*Challenge*
Work out how many lines in the data hold the word "国家统考无参考书目", and reply with that number only.

========

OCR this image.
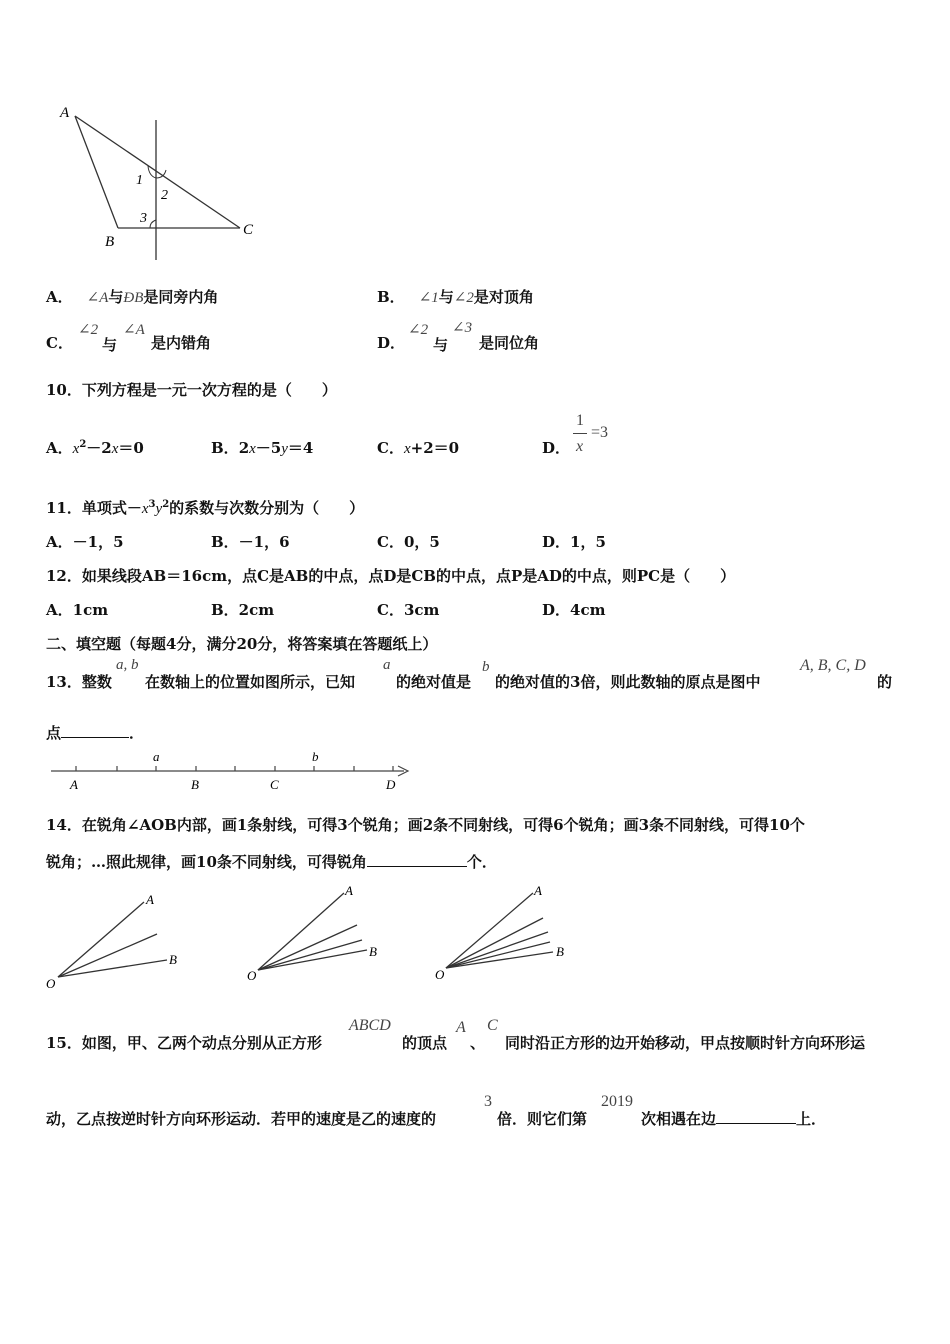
A
B
C
1
2
3
A． ∠A与ÐB是同旁内角	B． ∠1与∠2是对顶角
C．
∠2
与
∠A
是内错角	D．
∠2
与
∠3
是同位角
10．下列方程是一元一次方程的是（　　）
A．$x^2-2x=0$	B．2x－5y＝4	C．x+2＝0	D．
1
x
=3
11．单项式$-x^3y^2$的系数与次数分别为（　　）
A．－1，5	B．－1，6	C．0，5	D．1，5
12．如果线段AB＝16cm，点C是AB的中点，点D是CB的中点，点P是AD的中点，则PC是（　　）
A．1cm	B．2cm	C．3cm	D．4cm
二、填空题（每题4分，满分20分，将答案填在答题纸上）
13．整数
a, b
在数轴上的位置如图所示，已知
a
的绝对值是
b
的绝对值的3倍，则此数轴的原点是图中
A, B, C, D
的
点	．
a	b
A	B	C	D
14．在锐角∠AOB内部，画1条射线，可得3个锐角；画2条不同射线，可得6个锐角；画3条不同射线，可得10个
锐角；…照此规律，画10条不同射线，可得锐角	个．
A
B
O
A
B
O
A
B
O
15．如图，甲、乙两个动点分别从正方形
ABCD
的顶点
A
、
C
同时沿正方形的边开始移动，甲点按顺时针方向环形运
动，乙点按逆时针方向环形运动．若甲的速度是乙的速度的
3
倍．则它们第
2019
次相遇在边	上．
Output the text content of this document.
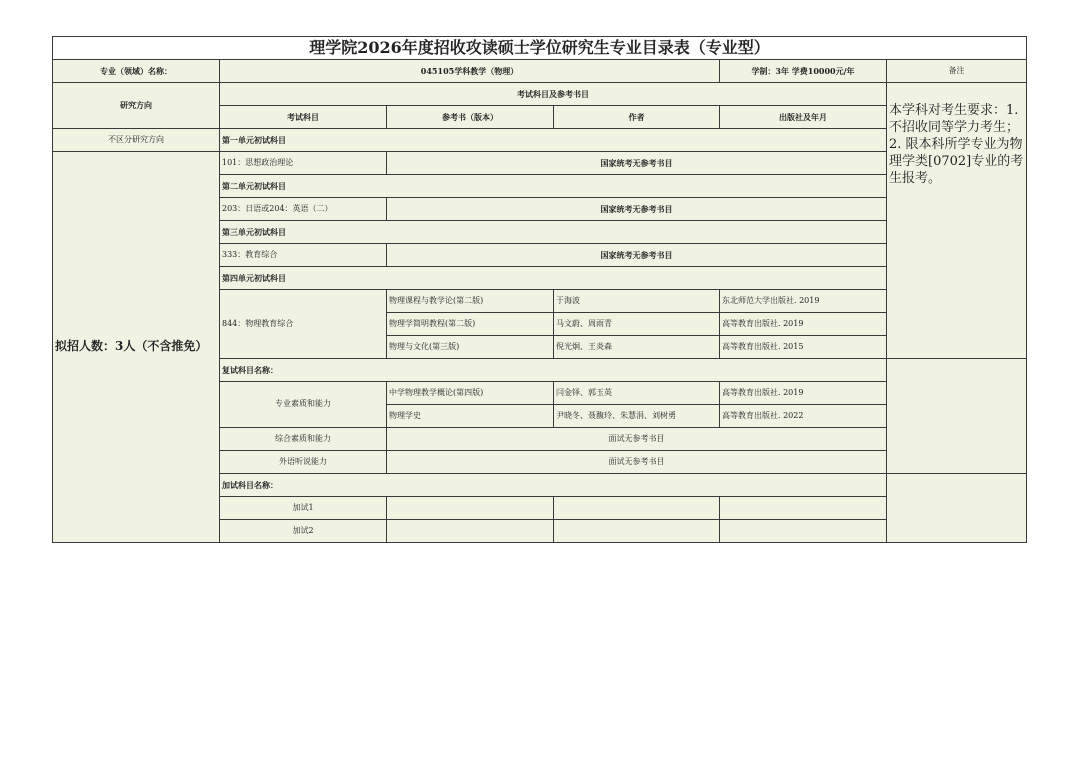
理学院2026年度招收攻读硕士学位研究生专业目录表（专业型）					
专业（领域）名称：	045105学科教学（物理）			学制：3年 学费10000元/年	备注
研究方向	考试科目及参考书目				本学科对考生要求：1. 不招收同等学力考生；2. 限本科所学专业为物理学类[0702]专业的考生报考。
	考试科目	参考书（版本）	作者	出版社及年月	
不区分研究方向	第一单元初试科目				
拟招人数：3人（不含推免）	101：思想政治理论	国家统考无参考书目			
	第二单元初试科目				
	203：日语或204：英语（二）	国家统考无参考书目			
	第三单元初试科目				
	333：教育综合	国家统考无参考书目			
	第四单元初试科目				
	844：物理教育综合	物理课程与教学论(第二版)	于海波	东北师范大学出版社. 2019	
		物理学简明教程(第二版)	马文蔚、周雨青	高等教育出版社. 2019	
		物理与文化(第三版)	倪光炯、王炎森	高等教育出版社. 2015	
	复试科目名称：				
	专业素质和能力	中学物理教学概论(第四版)	闫金铎、郭玉英	高等教育出版社. 2019	
		物理学史	尹晓冬、聂馥玲、朱慧涓、刘树勇	高等教育出版社. 2022	
	综合素质和能力	面试无参考书目			
	外语听说能力	面试无参考书目			
	加试科目名称：				
	加试1				
	加试2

========

*Completed exercise*
3